### What this exercise asks
a - Answer these questions using the passage on early populism.
(i) Which state was E. Z. Ernst a populist from?
(ii) In what year was Seven Financial Conspiracies Which Have Enslaved the American People first published?
(iii) At what event did Bryan give a speech in defense of the KKK?
b - Reproduce the passage on early populism from "This was pretty" up to and including "as 400,000 copies.", swapping "tract" for "pamphlet".
c - Turn the paragraph of the passage on early populism that opens "This was pretty common fare" into a short bulleted list that keeps its main facts.

### Text shown
Some of the early populists went gladly down this ugly road. As, for instance, when E. Z. Ernst, a Kansas populist, made the case that “English capitalists” had somehow gained financial control over America, whose citizens were unaware they now had “Shylock’s rope about their necks in preparation for the final execution.”

This was pretty common fare in populist circles, which accounts for the popularity and influence of a tract called Seven Financial Conspiracies Which Have Enslaved the American People, first published in 1887. The author, Sarah Emery, employed a lot of crackpot numerology, conspiracy theorizing, and not-so-thinly veiled antisemitism (she, too, had a fondness for the name “Shylock”) to account for the woes that were catalysts of populism. The book may have sold as many as 400,000 copies.

There was antisemitism attached to the early populist movement, and racism as well. Bryan himself had given a speech in defense of the KKK at the 1924 Democratic convention.

### Material
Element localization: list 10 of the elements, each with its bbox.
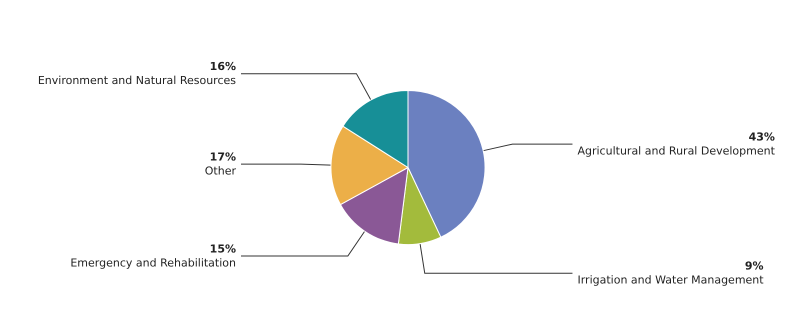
data-label: 17% (210, 150, 236, 164)
data-label: 15% (210, 242, 236, 256)
slice-label: Other (204, 164, 236, 178)
slice-label: Irrigation and Water Management (577, 274, 764, 287)
slice-label: Agricultural and Rural Development (577, 144, 776, 158)
data-label: 9% (744, 260, 764, 273)
slice-label: Emergency and Rehabilitation (70, 256, 236, 270)
data-label: 43% (748, 130, 775, 144)
data-label: 16% (210, 60, 236, 74)
slice-label: Environment and Natural Resources (38, 74, 236, 88)
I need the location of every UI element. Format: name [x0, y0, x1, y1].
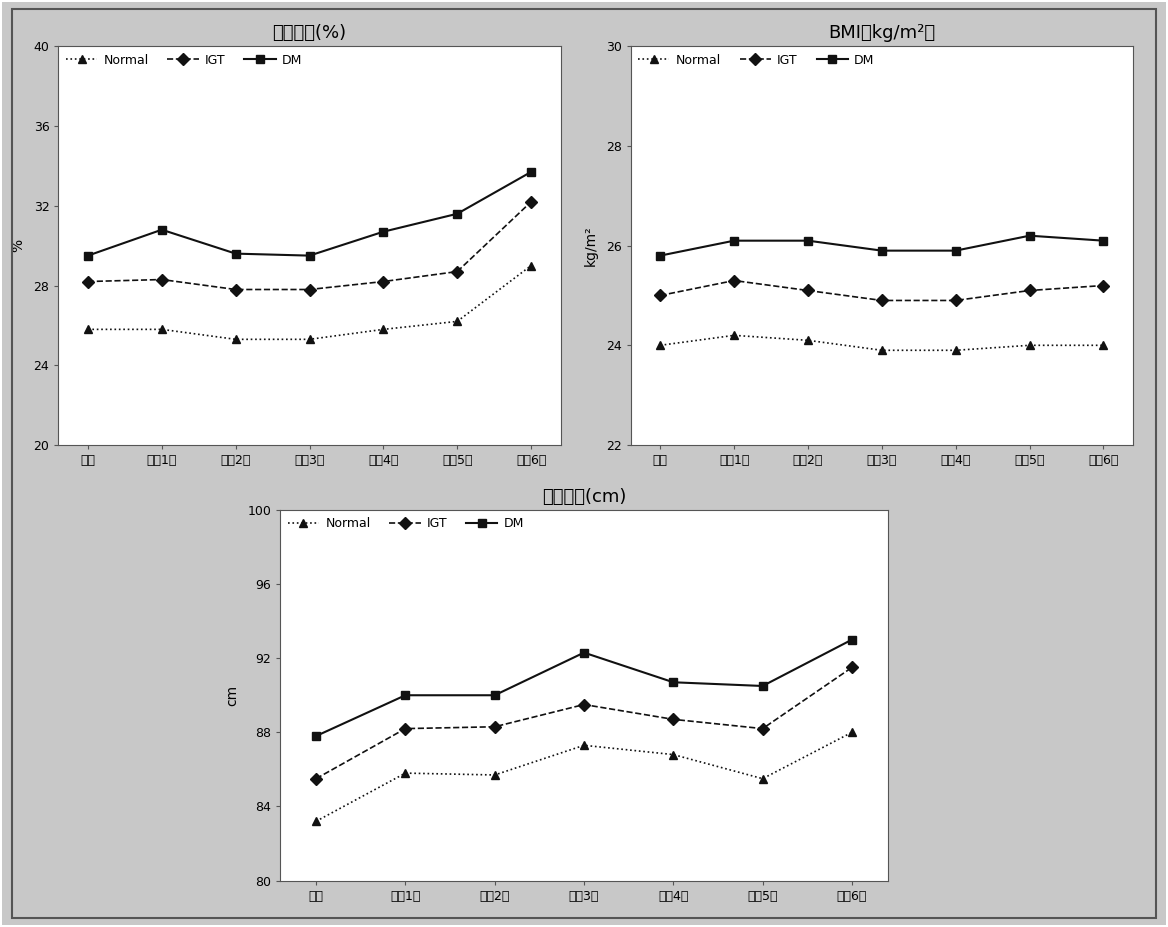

### Solutions below
a -
(i) Kansas
(ii) 1887
(iii) The 1924 Democratic convention

b -
This was pretty common fare in populist circles, which accounts for the popularity and influence of a pamphlet called Seven Financial Conspiracies Which Have Enslaved the American People, first published in 1887. The author, Sarah Emery, employed a lot of crackpot numerology, conspiracy theorizing, and not-so-thinly veiled antisemitism (she, too, had a fondness for the name “Shylock”) to account for the woes that were catalysts of populism. The book may have sold as many as 400,000 copies.

c -
- Such ideas were common in populist circles. This explains the popularity and influence of Seven Financial Conspiracies Which Have Enslaved the American People, first published in 1887.
- Its author, Sarah Emery, used crackpot numerology, conspiracy theorizing, and not-so-thinly veiled antisemitism, including a fondness for the name "Shylock," to account for the woes behind populism.
- The book may have sold as many as 400,000 copies.